Selected excerpt
The incidence density of sepsis in extremely low birth weight (< 1000 grams) infants remained significantly lower compared with the higher weight category newborns (sepsis episodes per 100 patient days: 1.1 for <1000 grams, vs. 3.8 for the >2500 grams, p<0.05), despite the paradoxically associated reduced odds of invasive disease.
DISCUSSION
We identified an alarming burden of resistant GNRs at these two NICUs in the Philippines. The majority of neonates rapidly became colonized with resistant GNRs and blood culture-proven sepsis with these pathogens was highly prevalent. A high proportion of these pathogens include bacteria typically understood to be environmental organisms, suggesting that the source of these pathogens was not maternal transfer during delivery, but more likely from nosocomial spread of organisms through poor infection control. Infrequent hand-washing, inadequate equipment cleaning and exposure to other unhygienic care practices in medical facilities all aid the transfer of nosocomial pathogens. (2-6) Our study revealed that premature and low birth weight infants were at increased risk of invasive disease, particularly those requiring mechanical ventilation.
The high burden of infection and the degree of antibiotic resistance seen in our study population may signify an emerging trend among neonatal sepsis isolates from developing country NICUs. In a review of data from developing countries, Zaidi et al found rates of neonatal infections in hospitalized infants to be 3-20 times higher than those in developed countries, and approximately 70% of these infections would not be susceptible to treatment with conventional empiric antibiotic regimens, such as ampicillin with gentamicin.(9) There is also evidence of emerging resistance to third generation cephalosporins and quinolones.(8) A myriad of problems result: inability to adequately treat infections caused by these organisms is likely linked to the high rates of morbidity and mortality at these units, the use of broad spectrum antibiotics is expensive, these pathogens can spread to other patients, and the need to empirically use broad spectrum antibiotics can itself further contribute to an epidemic of multidrug-resistant pathogens within units.(11-15)

Tasks
- 1) Answer these questions using the neonatal sepsis excerpt:
(a) What was the sepsis incidence density, in episodes per 100 patient days, for infants under 1000 grams?
(b) How many NICUs were studied, and in which country?
(c) According to Zaidi et al, roughly what share of neonatal infections in developing countries would not be susceptible to conventional empiric antibiotic regimens?
- 2) Return everything in the neonatal sepsis excerpt from "The incidence density" down to "of invasive disease.", copied word for word.
The lines come from a source separate from the neonatal sepsis excerpt above.

Input data
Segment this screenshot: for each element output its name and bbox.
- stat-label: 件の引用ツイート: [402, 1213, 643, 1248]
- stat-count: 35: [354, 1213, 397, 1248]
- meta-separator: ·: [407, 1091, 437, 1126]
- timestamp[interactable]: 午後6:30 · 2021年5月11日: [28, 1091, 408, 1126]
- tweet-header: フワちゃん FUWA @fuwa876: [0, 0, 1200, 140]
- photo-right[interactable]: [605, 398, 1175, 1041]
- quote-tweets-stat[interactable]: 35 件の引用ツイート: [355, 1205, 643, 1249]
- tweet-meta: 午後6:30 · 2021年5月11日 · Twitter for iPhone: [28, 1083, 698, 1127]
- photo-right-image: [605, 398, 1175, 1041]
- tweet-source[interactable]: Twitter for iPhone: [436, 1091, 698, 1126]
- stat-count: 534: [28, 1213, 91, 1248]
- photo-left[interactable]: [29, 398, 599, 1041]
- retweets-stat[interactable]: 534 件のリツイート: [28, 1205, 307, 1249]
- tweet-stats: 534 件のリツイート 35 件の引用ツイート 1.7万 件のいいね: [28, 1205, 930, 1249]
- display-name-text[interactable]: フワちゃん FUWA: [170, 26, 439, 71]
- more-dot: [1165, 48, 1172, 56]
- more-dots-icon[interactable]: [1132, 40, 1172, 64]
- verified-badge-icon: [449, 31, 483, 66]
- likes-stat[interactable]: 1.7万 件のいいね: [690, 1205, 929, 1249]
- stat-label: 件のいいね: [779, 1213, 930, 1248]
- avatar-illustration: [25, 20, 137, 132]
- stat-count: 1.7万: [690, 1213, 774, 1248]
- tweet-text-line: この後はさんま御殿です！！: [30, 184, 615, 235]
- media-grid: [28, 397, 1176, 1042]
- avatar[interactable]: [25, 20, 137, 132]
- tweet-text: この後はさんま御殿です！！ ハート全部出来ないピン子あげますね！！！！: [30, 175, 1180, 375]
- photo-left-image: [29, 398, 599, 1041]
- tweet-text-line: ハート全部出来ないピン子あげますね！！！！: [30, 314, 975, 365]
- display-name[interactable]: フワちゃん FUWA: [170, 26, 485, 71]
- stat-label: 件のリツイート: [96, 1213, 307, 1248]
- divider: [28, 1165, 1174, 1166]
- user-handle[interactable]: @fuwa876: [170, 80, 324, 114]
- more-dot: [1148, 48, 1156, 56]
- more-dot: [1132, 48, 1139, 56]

Responses for each task
- 1)
(a) 1.1 sepsis episodes per 100 patient days
(b) Two NICUs in the Philippines
(c) Approximately 70%

- 2)
The incidence density of sepsis in extremely low birth weight (< 1000 grams) infants remained significantly lower compared with the higher weight category newborns (sepsis episodes per 100 patient days: 1.1 for <1000 grams, vs. 3.8 for the >2500 grams, p<0.05), despite the paradoxically associated reduced odds of invasive disease.